* **Data extract**:

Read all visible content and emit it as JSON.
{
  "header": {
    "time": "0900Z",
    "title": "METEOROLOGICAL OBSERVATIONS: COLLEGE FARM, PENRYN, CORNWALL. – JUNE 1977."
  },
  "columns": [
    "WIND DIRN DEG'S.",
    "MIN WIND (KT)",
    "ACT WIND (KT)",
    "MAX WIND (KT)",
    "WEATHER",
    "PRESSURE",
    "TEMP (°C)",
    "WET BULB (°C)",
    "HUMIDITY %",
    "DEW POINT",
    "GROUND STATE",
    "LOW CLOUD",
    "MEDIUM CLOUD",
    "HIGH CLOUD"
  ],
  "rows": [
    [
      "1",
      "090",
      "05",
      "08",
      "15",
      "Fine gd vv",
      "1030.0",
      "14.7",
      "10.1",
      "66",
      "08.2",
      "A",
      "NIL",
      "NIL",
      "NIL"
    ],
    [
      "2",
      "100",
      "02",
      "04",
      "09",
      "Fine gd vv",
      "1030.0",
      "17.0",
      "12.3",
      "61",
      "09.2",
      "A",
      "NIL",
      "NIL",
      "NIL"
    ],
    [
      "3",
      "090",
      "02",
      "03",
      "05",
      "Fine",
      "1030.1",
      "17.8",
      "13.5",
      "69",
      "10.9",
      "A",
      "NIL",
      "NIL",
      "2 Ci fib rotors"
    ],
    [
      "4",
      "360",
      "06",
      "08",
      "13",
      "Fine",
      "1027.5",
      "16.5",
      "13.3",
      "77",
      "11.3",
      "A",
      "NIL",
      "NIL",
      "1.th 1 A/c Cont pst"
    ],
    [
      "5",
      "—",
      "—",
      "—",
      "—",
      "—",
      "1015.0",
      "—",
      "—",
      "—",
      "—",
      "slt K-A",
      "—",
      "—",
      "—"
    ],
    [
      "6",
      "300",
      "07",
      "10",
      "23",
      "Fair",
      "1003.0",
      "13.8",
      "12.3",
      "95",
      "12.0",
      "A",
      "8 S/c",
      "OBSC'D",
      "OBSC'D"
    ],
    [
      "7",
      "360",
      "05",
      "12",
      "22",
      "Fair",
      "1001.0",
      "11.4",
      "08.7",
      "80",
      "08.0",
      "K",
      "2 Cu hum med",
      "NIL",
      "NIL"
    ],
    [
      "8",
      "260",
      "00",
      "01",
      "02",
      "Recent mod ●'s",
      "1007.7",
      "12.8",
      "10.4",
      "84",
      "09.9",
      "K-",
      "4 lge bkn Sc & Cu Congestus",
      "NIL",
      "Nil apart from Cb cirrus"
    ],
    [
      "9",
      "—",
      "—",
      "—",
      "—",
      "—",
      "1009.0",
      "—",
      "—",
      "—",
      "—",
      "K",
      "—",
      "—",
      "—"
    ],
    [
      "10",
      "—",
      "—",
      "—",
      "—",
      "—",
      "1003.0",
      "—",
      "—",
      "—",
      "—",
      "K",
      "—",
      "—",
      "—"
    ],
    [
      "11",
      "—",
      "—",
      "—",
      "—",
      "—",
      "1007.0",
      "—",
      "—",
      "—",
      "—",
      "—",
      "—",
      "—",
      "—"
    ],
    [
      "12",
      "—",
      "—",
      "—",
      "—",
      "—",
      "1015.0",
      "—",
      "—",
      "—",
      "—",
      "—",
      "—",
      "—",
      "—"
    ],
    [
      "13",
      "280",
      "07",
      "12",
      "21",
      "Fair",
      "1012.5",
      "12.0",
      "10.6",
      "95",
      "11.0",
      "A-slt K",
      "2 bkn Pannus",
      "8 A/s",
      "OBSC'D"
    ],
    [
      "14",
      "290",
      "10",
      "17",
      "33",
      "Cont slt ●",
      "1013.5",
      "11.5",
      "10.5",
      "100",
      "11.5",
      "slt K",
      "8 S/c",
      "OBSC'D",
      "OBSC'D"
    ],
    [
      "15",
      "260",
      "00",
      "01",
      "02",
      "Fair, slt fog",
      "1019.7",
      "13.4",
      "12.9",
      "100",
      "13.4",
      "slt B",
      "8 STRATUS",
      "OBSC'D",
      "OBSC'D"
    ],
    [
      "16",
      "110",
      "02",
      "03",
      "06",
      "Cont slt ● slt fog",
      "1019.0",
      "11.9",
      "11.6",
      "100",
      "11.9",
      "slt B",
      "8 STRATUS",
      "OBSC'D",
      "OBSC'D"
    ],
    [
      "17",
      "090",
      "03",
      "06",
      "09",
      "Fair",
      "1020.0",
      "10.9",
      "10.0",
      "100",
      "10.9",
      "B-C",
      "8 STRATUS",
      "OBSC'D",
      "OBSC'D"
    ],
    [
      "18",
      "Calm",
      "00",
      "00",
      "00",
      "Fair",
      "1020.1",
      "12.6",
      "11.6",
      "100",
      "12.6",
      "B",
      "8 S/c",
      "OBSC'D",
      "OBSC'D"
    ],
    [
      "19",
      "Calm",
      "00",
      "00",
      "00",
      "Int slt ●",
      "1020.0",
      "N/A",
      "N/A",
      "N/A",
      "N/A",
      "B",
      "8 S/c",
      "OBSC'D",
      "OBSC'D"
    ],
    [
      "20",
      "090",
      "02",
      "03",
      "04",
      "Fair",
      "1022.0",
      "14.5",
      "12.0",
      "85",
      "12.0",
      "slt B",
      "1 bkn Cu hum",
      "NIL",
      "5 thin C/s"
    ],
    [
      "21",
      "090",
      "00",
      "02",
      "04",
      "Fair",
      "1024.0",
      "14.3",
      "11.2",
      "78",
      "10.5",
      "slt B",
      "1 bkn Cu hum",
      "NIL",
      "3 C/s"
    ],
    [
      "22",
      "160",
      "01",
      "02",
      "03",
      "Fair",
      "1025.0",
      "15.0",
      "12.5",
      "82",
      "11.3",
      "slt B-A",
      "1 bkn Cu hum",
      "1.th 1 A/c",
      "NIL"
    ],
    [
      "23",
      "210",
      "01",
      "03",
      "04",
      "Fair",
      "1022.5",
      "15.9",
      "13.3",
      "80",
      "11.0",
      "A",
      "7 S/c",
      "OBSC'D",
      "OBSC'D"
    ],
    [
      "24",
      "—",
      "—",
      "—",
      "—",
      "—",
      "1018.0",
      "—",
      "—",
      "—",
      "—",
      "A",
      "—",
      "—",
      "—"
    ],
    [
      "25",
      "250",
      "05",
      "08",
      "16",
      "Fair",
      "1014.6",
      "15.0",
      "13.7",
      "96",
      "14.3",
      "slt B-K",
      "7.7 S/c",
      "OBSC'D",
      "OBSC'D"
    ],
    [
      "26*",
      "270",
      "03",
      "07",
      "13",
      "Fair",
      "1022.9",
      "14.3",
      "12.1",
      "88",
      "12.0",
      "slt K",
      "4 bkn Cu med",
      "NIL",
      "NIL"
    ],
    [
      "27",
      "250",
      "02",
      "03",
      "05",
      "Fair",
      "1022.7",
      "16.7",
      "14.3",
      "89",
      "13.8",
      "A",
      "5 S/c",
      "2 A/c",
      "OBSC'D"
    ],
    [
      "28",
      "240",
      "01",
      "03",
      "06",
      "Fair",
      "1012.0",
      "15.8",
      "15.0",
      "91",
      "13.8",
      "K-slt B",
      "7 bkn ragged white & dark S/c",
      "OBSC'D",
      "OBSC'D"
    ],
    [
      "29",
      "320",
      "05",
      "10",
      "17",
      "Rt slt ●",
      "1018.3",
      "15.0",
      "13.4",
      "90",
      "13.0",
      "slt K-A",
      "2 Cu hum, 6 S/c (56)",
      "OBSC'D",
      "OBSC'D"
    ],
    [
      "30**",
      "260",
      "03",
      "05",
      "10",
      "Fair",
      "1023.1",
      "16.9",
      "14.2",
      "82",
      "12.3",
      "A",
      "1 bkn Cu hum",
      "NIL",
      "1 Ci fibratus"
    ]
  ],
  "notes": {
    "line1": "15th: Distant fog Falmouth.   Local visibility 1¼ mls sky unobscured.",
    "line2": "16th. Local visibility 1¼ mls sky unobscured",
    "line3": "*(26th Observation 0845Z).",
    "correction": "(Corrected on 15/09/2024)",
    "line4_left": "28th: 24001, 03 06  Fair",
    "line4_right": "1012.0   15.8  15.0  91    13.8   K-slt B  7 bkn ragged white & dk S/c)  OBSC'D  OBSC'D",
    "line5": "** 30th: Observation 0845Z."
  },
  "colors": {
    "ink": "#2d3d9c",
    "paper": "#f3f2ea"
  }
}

* **Exercise goal**:
Scan the material and collect every line that contains "unobscured".

* **Output**:
    "line1": "15th: Distant fog Falmouth.   Local visibility 1¼ mls sky unobscured.",
    "line2": "16th. Local visibility 1¼ mls sky unobscured",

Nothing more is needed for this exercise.